§ **EXERCISE INPUT**
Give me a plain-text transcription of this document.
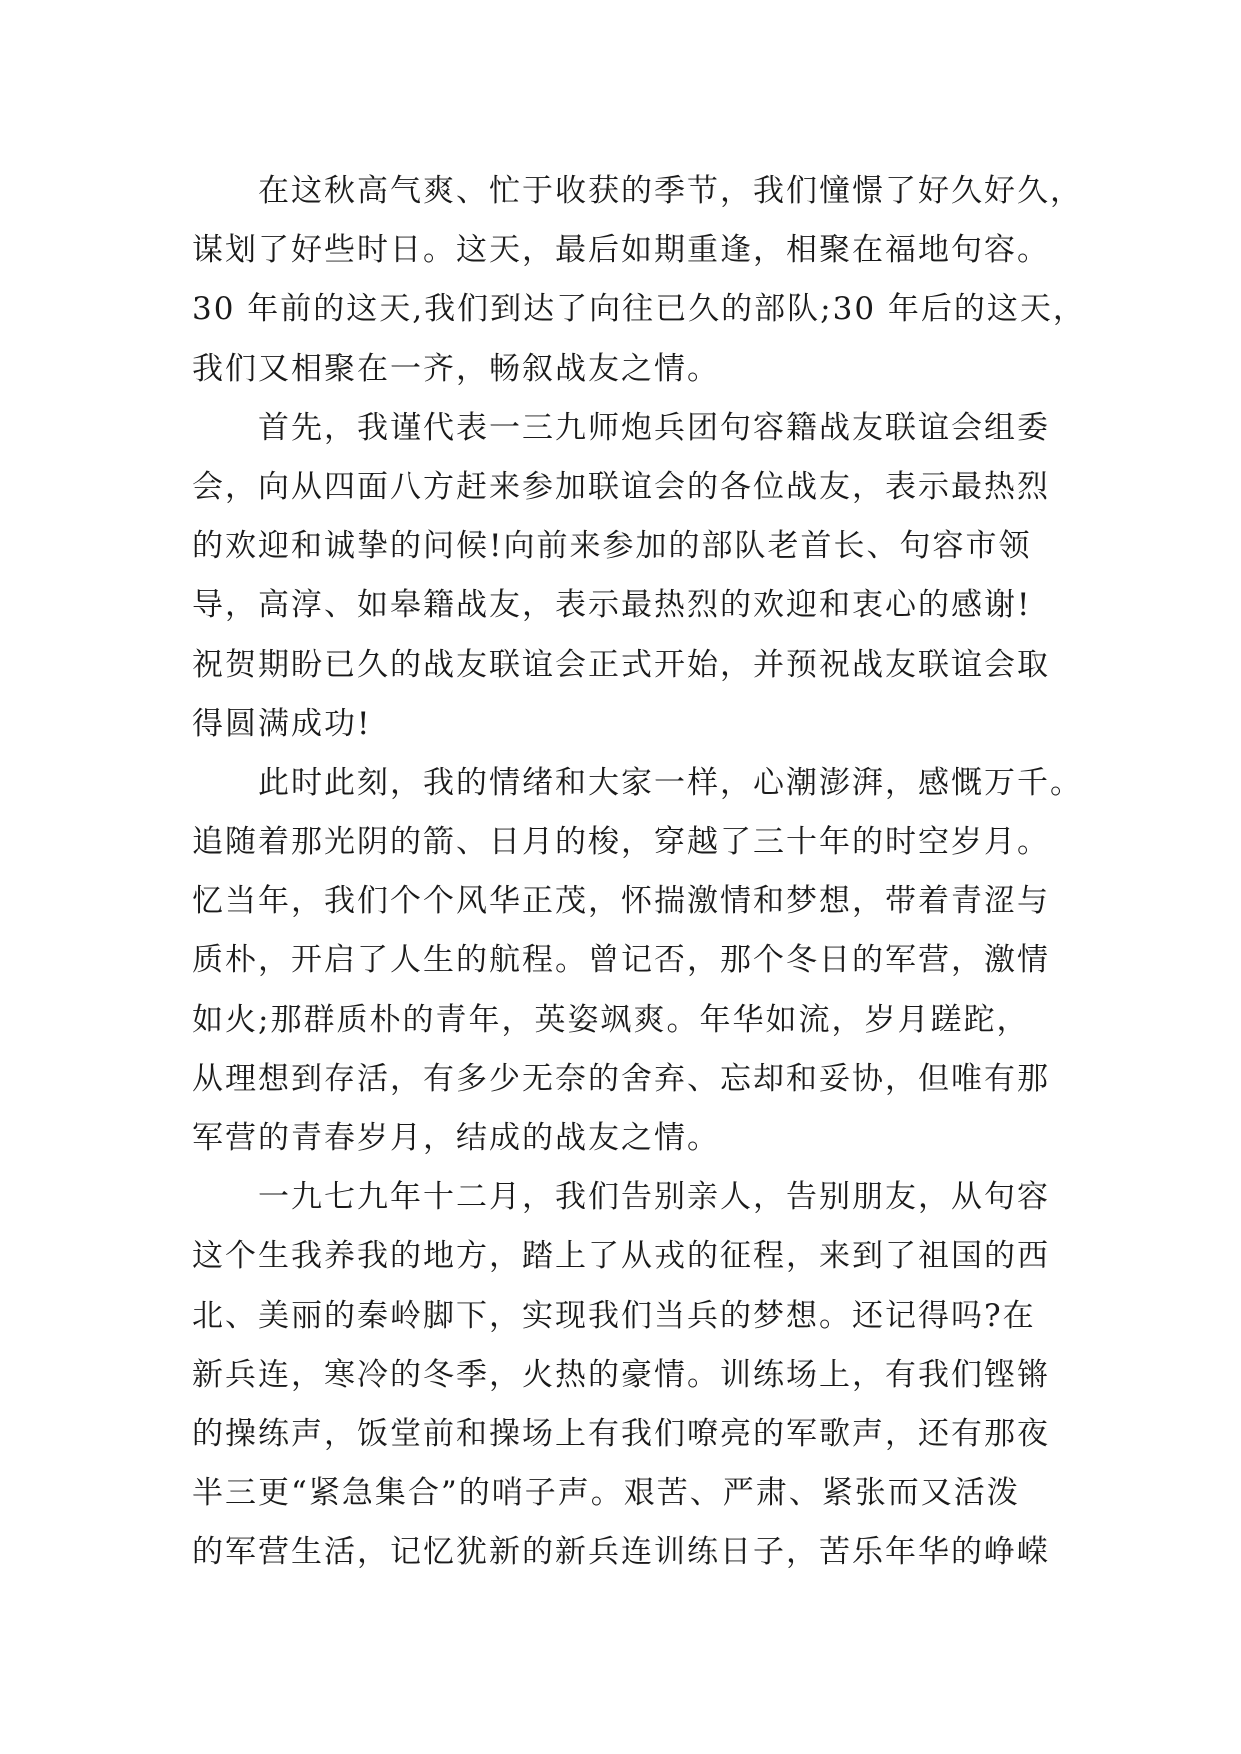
在这秋高气爽、忙于收获的季节，我们憧憬了好久好久，
谋划了好些时日。这天，最后如期重逢，相聚在福地句容。
30 年前的这天,我们到达了向往已久的部队;30 年后的这天，
我们又相聚在一齐，畅叙战友之情。
首先，我谨代表一三九师炮兵团句容籍战友联谊会组委
会，向从四面八方赶来参加联谊会的各位战友，表示最热烈
的欢迎和诚挚的问候!向前来参加的部队老首长、句容市领
导，高淳、如皋籍战友，表示最热烈的欢迎和衷心的感谢!
祝贺期盼已久的战友联谊会正式开始，并预祝战友联谊会取
得圆满成功!
此时此刻，我的情绪和大家一样，心潮澎湃，感慨万千。
追随着那光阴的箭、日月的梭，穿越了三十年的时空岁月。
忆当年，我们个个风华正茂，怀揣激情和梦想，带着青涩与
质朴，开启了人生的航程。曾记否，那个冬日的军营，激情
如火;那群质朴的青年，英姿飒爽。年华如流，岁月蹉跎，
从理想到存活，有多少无奈的舍弃、忘却和妥协，但唯有那
军营的青春岁月，结成的战友之情。
一九七九年十二月，我们告别亲人，告别朋友，从句容
这个生我养我的地方，踏上了从戎的征程，来到了祖国的西
北、美丽的秦岭脚下，实现我们当兵的梦想。还记得吗?在
新兵连，寒冷的冬季，火热的豪情。训练场上，有我们铿锵
的操练声，饭堂前和操场上有我们嘹亮的军歌声，还有那夜
半三更“紧急集合”的哨子声。艰苦、严肃、紧张而又活泼
的军营生活，记忆犹新的新兵连训练日子，苦乐年华的峥嵘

§ **WHAT NEEDS TO BE DONE**
Exactly reproduce each record, leaving out any pictures.

§ **EXERCISE OUTPUT**
Give me a plain-text transcription of this document.
在这秋高气爽、忙于收获的季节，我们憧憬了好久好久，
谋划了好些时日。这天，最后如期重逢，相聚在福地句容。
30 年前的这天,我们到达了向往已久的部队;30 年后的这天，
我们又相聚在一齐，畅叙战友之情。
首先，我谨代表一三九师炮兵团句容籍战友联谊会组委
会，向从四面八方赶来参加联谊会的各位战友，表示最热烈
的欢迎和诚挚的问候!向前来参加的部队老首长、句容市领
导，高淳、如皋籍战友，表示最热烈的欢迎和衷心的感谢!
祝贺期盼已久的战友联谊会正式开始，并预祝战友联谊会取
得圆满成功!
此时此刻，我的情绪和大家一样，心潮澎湃，感慨万千。
追随着那光阴的箭、日月的梭，穿越了三十年的时空岁月。
忆当年，我们个个风华正茂，怀揣激情和梦想，带着青涩与
质朴，开启了人生的航程。曾记否，那个冬日的军营，激情
如火;那群质朴的青年，英姿飒爽。年华如流，岁月蹉跎，
从理想到存活，有多少无奈的舍弃、忘却和妥协，但唯有那
军营的青春岁月，结成的战友之情。
一九七九年十二月，我们告别亲人，告别朋友，从句容
这个生我养我的地方，踏上了从戎的征程，来到了祖国的西
北、美丽的秦岭脚下，实现我们当兵的梦想。还记得吗?在
新兵连，寒冷的冬季，火热的豪情。训练场上，有我们铿锵
的操练声，饭堂前和操场上有我们嘹亮的军歌声，还有那夜
半三更“紧急集合”的哨子声。艰苦、严肃、紧张而又活泼
的军营生活，记忆犹新的新兵连训练日子，苦乐年华的峥嵘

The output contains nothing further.